> AIM:
Extract every row below that contains the string "number" and copy each one in full. Matching is case-sensitive.

> EXERCISE INPUT:
--

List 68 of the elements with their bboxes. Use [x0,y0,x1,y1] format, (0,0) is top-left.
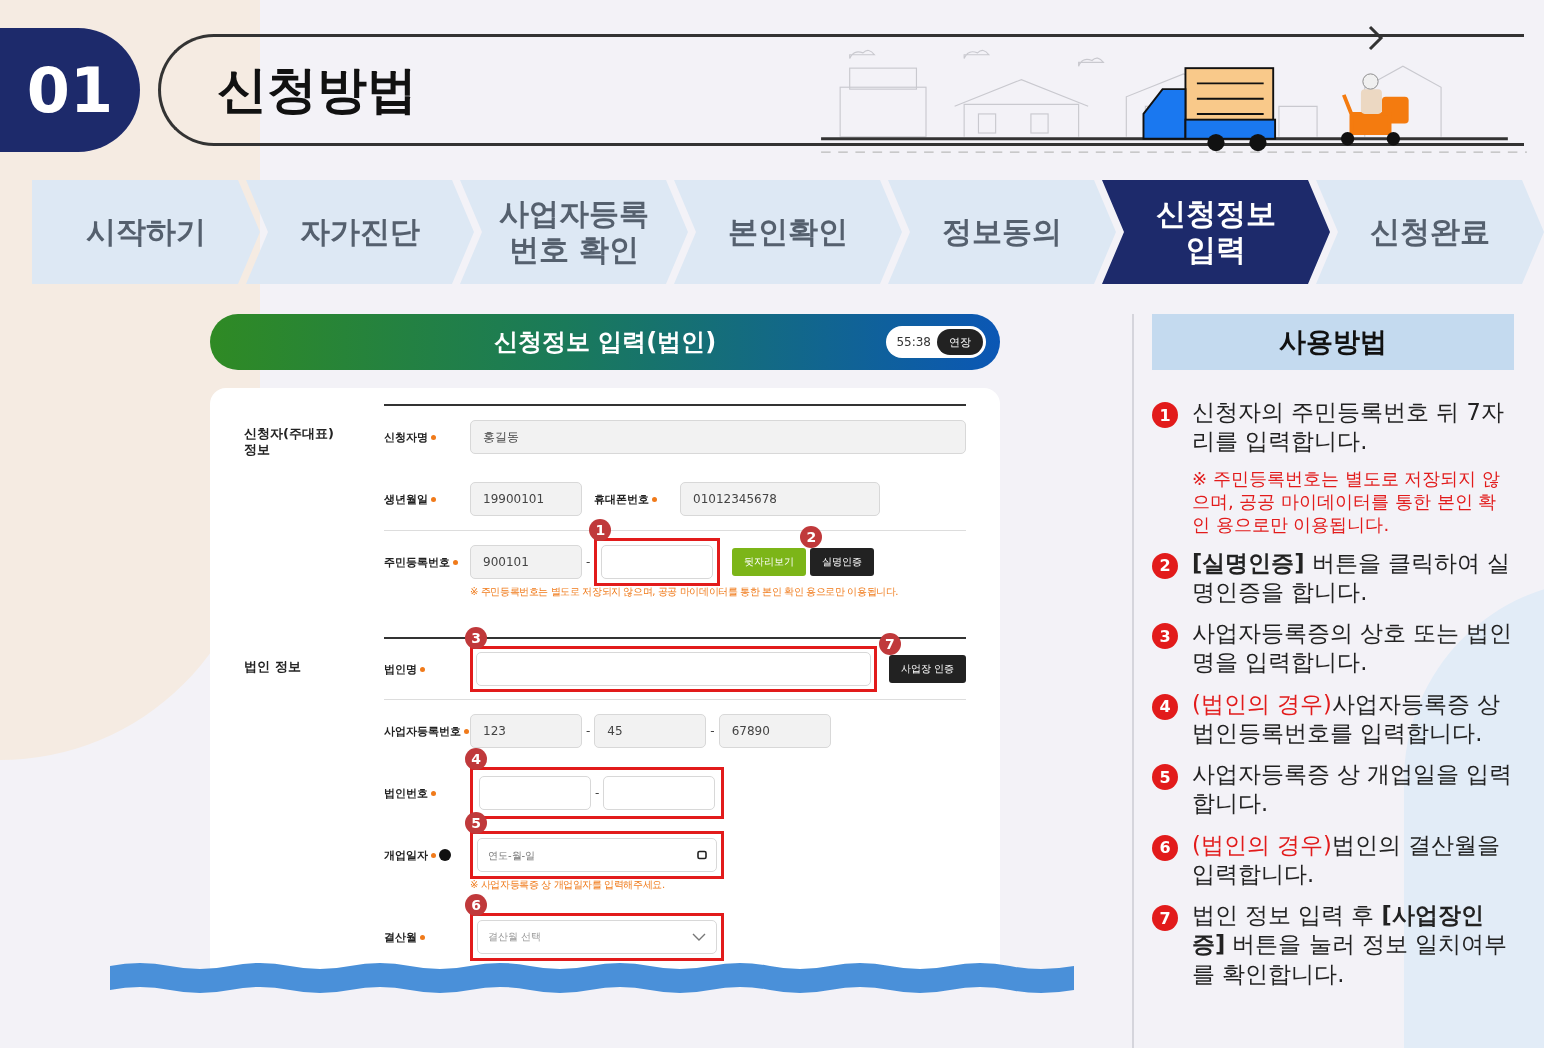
step-badge: 5 [465,812,487,834]
step-badge: 3 [465,627,487,649]
guide-note: ※ 주민등록번호는 별도로 저장되지 않으며, 공공 마이데이터를 통한 본인 확인 용으로만 이용됩니다. [1192,466,1501,537]
timer-text: 55:38 [896,335,931,349]
step-number: 6 [1152,834,1178,861]
step-number: 3 [1152,623,1178,650]
step-tab[interactable]: 신청완료 [1316,180,1544,284]
guide-text: 사업자등록증의 상호 또는 법인명을 입력합니다. [1192,619,1514,678]
step-number: 5 [1152,764,1178,791]
separator-text: - [586,724,591,738]
guide-text: 사업자등록증 상 개업일을 입력합니다. [1192,760,1514,819]
note-text: ※ 사업자등록증 상 개업일자를 입력해주세요. [470,878,666,892]
guide-text: (법인의 경우)법인의 결산월을 입력합니다. [1192,830,1501,889]
form-title: 신청정보 입력(법인) [493,327,717,358]
section-title: 법인 정보 [244,658,302,676]
guide-title: 사용방법 [1152,314,1514,370]
input-field[interactable]: 123 [470,714,582,748]
input-field[interactable]: 홍길동 [470,420,966,454]
step-badge: 1 [589,519,612,541]
separator-text: - [586,555,591,569]
input-field[interactable] [479,776,591,810]
page-title: 신청방법 [217,59,417,121]
step-number: 7 [1152,905,1178,932]
verify-button[interactable]: 사업장 인증 [888,655,966,683]
step-badge: 6 [465,894,487,916]
step-number: 2 [1152,552,1178,579]
field-label: 신청자명 [384,429,470,445]
separator-text: - [595,786,600,800]
note-text: ※ 주민등록번호는 별도로 저장되지 않으며, 공공 마이데이터를 통한 본인 확인 용으로만 이용됩니다. [470,585,899,599]
chevron-down-icon [692,933,706,941]
field-label: 주민등록번호 [384,554,470,570]
step-number: 1 [1152,402,1178,428]
date-field[interactable]: 연도-월-일 [477,838,717,872]
step-tab[interactable]: 신청정보 입력 [1102,180,1330,284]
step-tab[interactable]: 정보동의 [888,180,1116,284]
section-title: 신청자(주대표) 정보 [244,425,334,459]
guide-text: 신청자의 주민등록번호 뒤 7자리를 입력합니다. [1192,398,1505,457]
calendar-icon [697,850,707,860]
step-tab[interactable]: 본인확인 [674,180,902,284]
input-field[interactable] [476,652,871,686]
field-label: 법인명 [384,661,470,677]
step-number: 4 [1152,693,1178,720]
input-field[interactable]: 01012345678 [680,482,880,516]
guide-text: (법인의 경우)사업자등록증 상 법인등록번호를 입력합니다. [1192,689,1501,748]
step-tab[interactable]: 자가진단 [246,180,474,284]
input-field[interactable] [603,776,716,810]
field-label: 생년월일 [384,491,470,507]
step-tab[interactable]: 사업자등록 번호 확인 [460,180,688,284]
field-label: 개업일자 [384,847,470,863]
guide-text: 법인 정보 입력 후 [사업장인증] 버튼을 눌러 정보 일치여부를 확인합니다. [1192,901,1508,989]
section-number: 01 [0,28,140,152]
input-field[interactable]: 19900101 [470,482,582,516]
step-tab[interactable]: 시작하기 [32,180,260,284]
input-field[interactable]: 900101 [470,545,582,579]
input-field[interactable]: 45 [594,714,707,748]
verify-button[interactable]: 실명인증 [810,548,875,576]
field-label: 사업자등록번호 [384,723,470,739]
step-badge: 4 [465,748,487,770]
extend-button[interactable]: 연장 [937,329,983,355]
step-badge: 2 [800,526,823,548]
field-label: 결산월 [384,929,470,945]
field-label: 휴대폰번호 [594,491,680,507]
step-badge: 7 [878,633,901,655]
guide-text: [실명인증] 버튼을 클릭하여 실명인증을 합니다. [1192,548,1512,607]
field-label: 법인번호 [384,785,470,801]
separator-text: - [710,724,715,738]
input-field[interactable] [601,545,714,579]
input-field[interactable]: 67890 [718,714,831,748]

--

> WRITTEN ANSWER:
step-number: 6 [1152,834,1178,861]
step-number: 3 [1152,623,1178,650]
step-number: 5 [1152,764,1178,791]
step-number: 7 [1152,905,1178,932]
step-number: 2 [1152,552,1178,579]
step-number: 1 [1152,402,1178,428]
step-number: 4 [1152,693,1178,720]
section-number: 01 [0,28,140,152]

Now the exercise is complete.